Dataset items
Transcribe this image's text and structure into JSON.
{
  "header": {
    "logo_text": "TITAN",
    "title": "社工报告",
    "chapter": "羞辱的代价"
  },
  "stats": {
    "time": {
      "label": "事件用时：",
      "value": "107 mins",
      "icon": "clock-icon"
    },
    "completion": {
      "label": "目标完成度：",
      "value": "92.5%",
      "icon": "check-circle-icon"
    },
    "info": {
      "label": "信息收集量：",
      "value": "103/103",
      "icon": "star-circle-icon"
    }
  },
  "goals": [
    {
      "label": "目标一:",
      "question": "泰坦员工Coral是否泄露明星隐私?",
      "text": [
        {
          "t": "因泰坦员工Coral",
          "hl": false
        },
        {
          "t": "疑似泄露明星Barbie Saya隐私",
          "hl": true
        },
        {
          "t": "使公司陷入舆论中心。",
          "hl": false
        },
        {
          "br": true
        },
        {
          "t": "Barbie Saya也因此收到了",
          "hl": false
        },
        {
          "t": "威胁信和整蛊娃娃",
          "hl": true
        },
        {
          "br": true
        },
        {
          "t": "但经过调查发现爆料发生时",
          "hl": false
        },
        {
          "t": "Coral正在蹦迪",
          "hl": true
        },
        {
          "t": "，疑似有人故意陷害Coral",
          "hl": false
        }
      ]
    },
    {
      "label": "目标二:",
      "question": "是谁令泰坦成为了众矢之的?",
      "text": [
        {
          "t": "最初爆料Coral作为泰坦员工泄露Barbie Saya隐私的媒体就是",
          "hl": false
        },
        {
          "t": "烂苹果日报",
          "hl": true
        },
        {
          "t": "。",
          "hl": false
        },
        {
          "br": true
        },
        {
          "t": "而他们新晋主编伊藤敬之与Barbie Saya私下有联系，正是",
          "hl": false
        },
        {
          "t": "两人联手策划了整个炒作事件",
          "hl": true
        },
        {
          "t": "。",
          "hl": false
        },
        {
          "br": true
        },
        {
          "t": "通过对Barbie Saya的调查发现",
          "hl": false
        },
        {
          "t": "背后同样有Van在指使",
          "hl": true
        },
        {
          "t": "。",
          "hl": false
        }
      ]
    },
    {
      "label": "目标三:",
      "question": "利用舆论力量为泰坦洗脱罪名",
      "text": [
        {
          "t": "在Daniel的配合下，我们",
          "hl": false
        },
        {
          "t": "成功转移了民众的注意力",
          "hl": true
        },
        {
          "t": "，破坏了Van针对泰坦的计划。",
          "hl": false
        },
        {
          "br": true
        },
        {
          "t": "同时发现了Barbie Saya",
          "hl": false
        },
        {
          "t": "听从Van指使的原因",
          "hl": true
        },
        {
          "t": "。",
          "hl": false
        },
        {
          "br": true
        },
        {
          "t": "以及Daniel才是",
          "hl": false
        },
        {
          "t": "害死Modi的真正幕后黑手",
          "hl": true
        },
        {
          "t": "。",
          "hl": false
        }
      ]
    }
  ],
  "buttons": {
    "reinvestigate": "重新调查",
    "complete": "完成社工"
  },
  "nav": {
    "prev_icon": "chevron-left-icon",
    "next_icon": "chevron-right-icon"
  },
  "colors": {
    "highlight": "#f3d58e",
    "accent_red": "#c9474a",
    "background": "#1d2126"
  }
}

◆ To do
Every entry must be quoted exactly as it appears above.

◆ Result
Transcribe this image's text and structure into JSON.
{
  "header": {
    "logo_text": "TITAN",
    "title": "社工报告",
    "chapter": "羞辱的代价"
  },
  "stats": {
    "time": {
      "label": "事件用时：",
      "value": "107 mins",
      "icon": "clock-icon"
    },
    "completion": {
      "label": "目标完成度：",
      "value": "92.5%",
      "icon": "check-circle-icon"
    },
    "info": {
      "label": "信息收集量：",
      "value": "103/103",
      "icon": "star-circle-icon"
    }
  },
  "goals": [
    {
      "label": "目标一:",
      "question": "泰坦员工Coral是否泄露明星隐私?",
      "text": [
        {
          "t": "因泰坦员工Coral",
          "hl": false
        },
        {
          "t": "疑似泄露明星Barbie Saya隐私",
          "hl": true
        },
        {
          "t": "使公司陷入舆论中心。",
          "hl": false
        },
        {
          "br": true
        },
        {
          "t": "Barbie Saya也因此收到了",
          "hl": false
        },
        {
          "t": "威胁信和整蛊娃娃",
          "hl": true
        },
        {
          "br": true
        },
        {
          "t": "但经过调查发现爆料发生时",
          "hl": false
        },
        {
          "t": "Coral正在蹦迪",
          "hl": true
        },
        {
          "t": "，疑似有人故意陷害Coral",
          "hl": false
        }
      ]
    },
    {
      "label": "目标二:",
      "question": "是谁令泰坦成为了众矢之的?",
      "text": [
        {
          "t": "最初爆料Coral作为泰坦员工泄露Barbie Saya隐私的媒体就是",
          "hl": false
        },
        {
          "t": "烂苹果日报",
          "hl": true
        },
        {
          "t": "。",
          "hl": false
        },
        {
          "br": true
        },
        {
          "t": "而他们新晋主编伊藤敬之与Barbie Saya私下有联系，正是",
          "hl": false
        },
        {
          "t": "两人联手策划了整个炒作事件",
          "hl": true
        },
        {
          "t": "。",
          "hl": false
        },
        {
          "br": true
        },
        {
          "t": "通过对Barbie Saya的调查发现",
          "hl": false
        },
        {
          "t": "背后同样有Van在指使",
          "hl": true
        },
        {
          "t": "。",
          "hl": false
        }
      ]
    },
    {
      "label": "目标三:",
      "question": "利用舆论力量为泰坦洗脱罪名",
      "text": [
        {
          "t": "在Daniel的配合下，我们",
          "hl": false
        },
        {
          "t": "成功转移了民众的注意力",
          "hl": true
        },
        {
          "t": "，破坏了Van针对泰坦的计划。",
          "hl": false
        },
        {
          "br": true
        },
        {
          "t": "同时发现了Barbie Saya",
          "hl": false
        },
        {
          "t": "听从Van指使的原因",
          "hl": true
        },
        {
          "t": "。",
          "hl": false
        },
        {
          "br": true
        },
        {
          "t": "以及Daniel才是",
          "hl": false
        },
        {
          "t": "害死Modi的真正幕后黑手",
          "hl": true
        },
        {
          "t": "。",
          "hl": false
        }
      ]
    }
  ],
  "buttons": {
    "reinvestigate": "重新调查",
    "complete": "完成社工"
  },
  "nav": {
    "prev_icon": "chevron-left-icon",
    "next_icon": "chevron-right-icon"
  },
  "colors": {
    "highlight": "#f3d58e",
    "accent_red": "#c9474a",
    "background": "#1d2126"
  }
}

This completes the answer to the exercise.